When transcribing the entries, keep each one exactly as it is.

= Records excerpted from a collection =
---------------

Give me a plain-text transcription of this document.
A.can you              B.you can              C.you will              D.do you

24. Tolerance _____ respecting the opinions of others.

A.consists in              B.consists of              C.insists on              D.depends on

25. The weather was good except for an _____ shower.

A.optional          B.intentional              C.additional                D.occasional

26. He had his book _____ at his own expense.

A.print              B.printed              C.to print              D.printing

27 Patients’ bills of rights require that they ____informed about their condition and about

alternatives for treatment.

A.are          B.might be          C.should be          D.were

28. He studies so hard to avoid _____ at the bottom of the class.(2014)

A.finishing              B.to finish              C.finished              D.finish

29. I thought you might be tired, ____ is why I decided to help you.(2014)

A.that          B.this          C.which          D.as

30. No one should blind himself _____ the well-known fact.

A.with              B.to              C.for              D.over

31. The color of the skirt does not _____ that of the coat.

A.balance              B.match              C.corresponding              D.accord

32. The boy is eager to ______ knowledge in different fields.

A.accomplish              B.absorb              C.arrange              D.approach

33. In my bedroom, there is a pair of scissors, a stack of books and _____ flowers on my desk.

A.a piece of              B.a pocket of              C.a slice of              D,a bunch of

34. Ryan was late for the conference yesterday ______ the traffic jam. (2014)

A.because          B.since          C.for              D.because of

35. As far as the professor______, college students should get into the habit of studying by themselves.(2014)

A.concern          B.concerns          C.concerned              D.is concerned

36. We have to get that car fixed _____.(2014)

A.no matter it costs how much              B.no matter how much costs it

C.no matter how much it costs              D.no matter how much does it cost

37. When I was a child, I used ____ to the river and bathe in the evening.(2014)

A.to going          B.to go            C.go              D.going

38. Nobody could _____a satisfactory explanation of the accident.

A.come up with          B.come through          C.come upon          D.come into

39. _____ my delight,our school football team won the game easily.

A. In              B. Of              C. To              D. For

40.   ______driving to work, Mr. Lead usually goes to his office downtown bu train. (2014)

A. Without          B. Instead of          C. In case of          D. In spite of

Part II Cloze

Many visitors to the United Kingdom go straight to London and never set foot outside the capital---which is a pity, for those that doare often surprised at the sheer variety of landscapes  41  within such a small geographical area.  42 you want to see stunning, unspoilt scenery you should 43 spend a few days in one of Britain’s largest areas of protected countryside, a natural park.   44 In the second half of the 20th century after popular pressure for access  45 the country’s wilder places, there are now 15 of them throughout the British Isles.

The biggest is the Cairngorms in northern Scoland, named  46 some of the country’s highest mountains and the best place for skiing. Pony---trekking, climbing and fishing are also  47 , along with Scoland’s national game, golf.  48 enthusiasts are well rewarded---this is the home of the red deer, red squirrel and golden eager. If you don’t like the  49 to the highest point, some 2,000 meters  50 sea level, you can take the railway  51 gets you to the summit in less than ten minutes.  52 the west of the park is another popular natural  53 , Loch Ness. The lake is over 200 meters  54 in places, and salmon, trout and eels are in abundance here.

---------------

= Task solution =
Give me a plain-text transcription of this document.
A.can you              B.you can              C.you will              D.do you

24. Tolerance _____ respecting the opinions of others.

A.consists in              B.consists of              C.insists on              D.depends on

25. The weather was good except for an _____ shower.

A.optional          B.intentional              C.additional                D.occasional

26. He had his book _____ at his own expense.

A.print              B.printed              C.to print              D.printing

27 Patients’ bills of rights require that they ____informed about their condition and about

alternatives for treatment.

A.are          B.might be          C.should be          D.were

28. He studies so hard to avoid _____ at the bottom of the class.(2014)

A.finishing              B.to finish              C.finished              D.finish

29. I thought you might be tired, ____ is why I decided to help you.(2014)

A.that          B.this          C.which          D.as

30. No one should blind himself _____ the well-known fact.

A.with              B.to              C.for              D.over

31. The color of the skirt does not _____ that of the coat.

A.balance              B.match              C.corresponding              D.accord

32. The boy is eager to ______ knowledge in different fields.

A.accomplish              B.absorb              C.arrange              D.approach

33. In my bedroom, there is a pair of scissors, a stack of books and _____ flowers on my desk.

A.a piece of              B.a pocket of              C.a slice of              D,a bunch of

34. Ryan was late for the conference yesterday ______ the traffic jam. (2014)

A.because          B.since          C.for              D.because of

35. As far as the professor______, college students should get into the habit of studying by themselves.(2014)

A.concern          B.concerns          C.concerned              D.is concerned

36. We have to get that car fixed _____.(2014)

A.no matter it costs how much              B.no matter how much costs it

C.no matter how much it costs              D.no matter how much does it cost

37. When I was a child, I used ____ to the river and bathe in the evening.(2014)

A.to going          B.to go            C.go              D.going

38. Nobody could _____a satisfactory explanation of the accident.

A.come up with          B.come through          C.come upon          D.come into

39. _____ my delight,our school football team won the game easily.

A. In              B. Of              C. To              D. For

40.   ______driving to work, Mr. Lead usually goes to his office downtown bu train. (2014)

A. Without          B. Instead of          C. In case of          D. In spite of

Part II Cloze

Many visitors to the United Kingdom go straight to London and never set foot outside the capital---which is a pity, for those that doare often surprised at the sheer variety of landscapes  41  within such a small geographical area.  42 you want to see stunning, unspoilt scenery you should 43 spend a few days in one of Britain’s largest areas of protected countryside, a natural park.   44 In the second half of the 20th century after popular pressure for access  45 the country’s wilder places, there are now 15 of them throughout the British Isles.

The biggest is the Cairngorms in northern Scoland, named  46 some of the country’s highest mountains and the best place for skiing. Pony---trekking, climbing and fishing are also  47 , along with Scoland’s national game, golf.  48 enthusiasts are well rewarded---this is the home of the red deer, red squirrel and golden eager. If you don’t like the  49 to the highest point, some 2,000 meters  50 sea level, you can take the railway  51 gets you to the summit in less than ten minutes.  52 the west of the park is another popular natural  53 , Loch Ness. The lake is over 200 meters  54 in places, and salmon, trout and eels are in abundance here.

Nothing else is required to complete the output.